SELECTED EXTRACT ::
+ + + +

# Pompano floats



## Hook line stinker

Does anyone know where I can buy about 50-100 floats for surf fishing in the Pensacola area? I would like yellow, orange, or pink if possible.

Thanks in advance,

Joe


----------



## mjg21

*floats*

the only place i know is carbelas online i dont think anybody local carries anything but big orange ones.


----------



## compulsivehp

I buy mine from lurepartsonline. I like the 1/4" chartreuse/orange floats. They are about the size of a pill.


----------



## weedline

wardens lures winner bodies is what they are called


----------



## Hook line stinker

Thanks for the feedback gentlemen, I went with lurepartsonline and bought 40 or so for $8 plus shipping. I got 20 orange and 20 orange/chartreusse so I couldn't be happier.

Thanks again guys,

Joe


----------



## ChileRelleno

I often use short 1" pieces of the brightly colored sunglasses straps that I use for bubble rigs. 
They're very inexpensive, have green, orange, red & yellow and yes they float.

I think the last floats I bought were at Tightlines in P'cola.

If you want to find them online, search for bait rig floats, buy those and cut them in half... Its what the stores do, and then repackage for Pompano.


----------



## weedline

bass pro and half hitch used to sell them but never had much selection


----------



## Hook line stinker

There are the ones I got...#33 and #46.


----------



## weedline

this is what u want they have hundreds of color combos steer clear of the sun glasses tubing unless u love shredded rigs spanish blues and skipjacks eat them up


----------



## weedline




----------



## ChileRelleno

weedline said:


> steer clear of the sun glasses tubing unless u love shredded rigs spanish blues and skipjacks eat them up


While I've had the occasional Skippie, Whiting & Ground Mullet, I've never had a Blue or Spaniard eat one... I've even had a few Pomps.

+ + + +

TASK REQUIREMENTS ::
A - In the pompano floats thread, how many floats did Joe end up buying from lurepartsonline, and what did he pay?
B - Copy out the stretch of the pompano floats thread from "I often use" through "Tightlines in P'cola.".

+ + + +

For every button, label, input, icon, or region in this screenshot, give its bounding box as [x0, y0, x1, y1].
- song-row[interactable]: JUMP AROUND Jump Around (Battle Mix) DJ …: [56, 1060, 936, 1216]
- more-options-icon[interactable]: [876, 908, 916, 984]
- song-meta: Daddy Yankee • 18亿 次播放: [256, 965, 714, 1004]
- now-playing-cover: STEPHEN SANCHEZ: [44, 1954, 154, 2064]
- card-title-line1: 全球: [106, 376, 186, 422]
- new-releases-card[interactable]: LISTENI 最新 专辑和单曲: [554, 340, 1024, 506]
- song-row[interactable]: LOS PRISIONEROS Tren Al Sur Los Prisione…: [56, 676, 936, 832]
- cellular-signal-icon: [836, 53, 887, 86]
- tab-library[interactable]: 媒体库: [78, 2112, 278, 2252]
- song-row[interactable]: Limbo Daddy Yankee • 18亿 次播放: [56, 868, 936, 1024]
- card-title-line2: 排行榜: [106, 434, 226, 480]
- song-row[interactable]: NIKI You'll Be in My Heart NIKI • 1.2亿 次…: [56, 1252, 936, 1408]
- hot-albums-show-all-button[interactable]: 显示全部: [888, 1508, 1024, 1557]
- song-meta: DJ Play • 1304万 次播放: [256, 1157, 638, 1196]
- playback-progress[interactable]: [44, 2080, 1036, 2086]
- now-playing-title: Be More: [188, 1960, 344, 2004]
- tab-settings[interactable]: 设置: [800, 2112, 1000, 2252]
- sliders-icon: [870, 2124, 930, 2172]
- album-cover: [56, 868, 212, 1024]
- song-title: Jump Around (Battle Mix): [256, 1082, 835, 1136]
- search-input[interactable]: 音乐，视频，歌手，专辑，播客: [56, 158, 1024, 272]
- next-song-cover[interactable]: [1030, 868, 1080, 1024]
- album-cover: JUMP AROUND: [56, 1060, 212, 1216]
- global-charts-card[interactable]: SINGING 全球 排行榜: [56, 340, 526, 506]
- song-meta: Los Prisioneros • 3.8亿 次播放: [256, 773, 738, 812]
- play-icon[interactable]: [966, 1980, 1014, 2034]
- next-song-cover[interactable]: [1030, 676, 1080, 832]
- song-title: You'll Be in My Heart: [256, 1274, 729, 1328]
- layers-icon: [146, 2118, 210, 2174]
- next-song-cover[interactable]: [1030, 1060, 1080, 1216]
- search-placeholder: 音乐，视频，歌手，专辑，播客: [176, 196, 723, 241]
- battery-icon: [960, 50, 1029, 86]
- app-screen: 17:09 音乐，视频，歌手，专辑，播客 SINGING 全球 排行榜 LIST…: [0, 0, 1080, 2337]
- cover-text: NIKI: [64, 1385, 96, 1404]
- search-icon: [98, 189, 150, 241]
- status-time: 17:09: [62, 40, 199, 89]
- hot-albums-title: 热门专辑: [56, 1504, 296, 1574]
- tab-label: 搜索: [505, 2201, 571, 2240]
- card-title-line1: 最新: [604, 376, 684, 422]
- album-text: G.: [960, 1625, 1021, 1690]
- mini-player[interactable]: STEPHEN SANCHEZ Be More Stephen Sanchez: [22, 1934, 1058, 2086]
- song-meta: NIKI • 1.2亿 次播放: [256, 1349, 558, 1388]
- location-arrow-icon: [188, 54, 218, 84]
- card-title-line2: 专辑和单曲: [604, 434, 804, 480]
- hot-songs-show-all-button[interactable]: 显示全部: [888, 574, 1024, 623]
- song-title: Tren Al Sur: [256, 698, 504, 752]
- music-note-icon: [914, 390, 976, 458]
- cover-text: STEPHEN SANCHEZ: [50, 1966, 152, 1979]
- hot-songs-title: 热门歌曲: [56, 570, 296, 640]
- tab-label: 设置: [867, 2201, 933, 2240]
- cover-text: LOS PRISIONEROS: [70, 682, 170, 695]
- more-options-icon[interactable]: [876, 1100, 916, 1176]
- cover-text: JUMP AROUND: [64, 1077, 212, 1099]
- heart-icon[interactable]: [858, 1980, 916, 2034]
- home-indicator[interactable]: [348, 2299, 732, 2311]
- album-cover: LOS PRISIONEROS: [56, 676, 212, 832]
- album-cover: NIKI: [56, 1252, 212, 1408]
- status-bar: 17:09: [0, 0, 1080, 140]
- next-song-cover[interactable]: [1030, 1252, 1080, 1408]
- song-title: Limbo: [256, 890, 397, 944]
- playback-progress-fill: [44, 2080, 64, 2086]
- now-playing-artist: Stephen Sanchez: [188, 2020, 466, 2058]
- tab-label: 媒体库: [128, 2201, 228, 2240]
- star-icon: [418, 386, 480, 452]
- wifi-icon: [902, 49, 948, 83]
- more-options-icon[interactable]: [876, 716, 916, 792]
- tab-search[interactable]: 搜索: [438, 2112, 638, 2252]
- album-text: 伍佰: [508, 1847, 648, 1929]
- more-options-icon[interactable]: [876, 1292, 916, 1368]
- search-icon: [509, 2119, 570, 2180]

+ + + +

SOLVED PROBLEMS ::
A - About 40 floats for $8 plus shipping.

B -
I often use short 1" pieces of the brightly colored sunglasses straps that I use for bubble rigs. 
They're very inexpensive, have green, orange, red & yellow and yes they float.

I think the last floats I bought were at Tightlines in P'cola.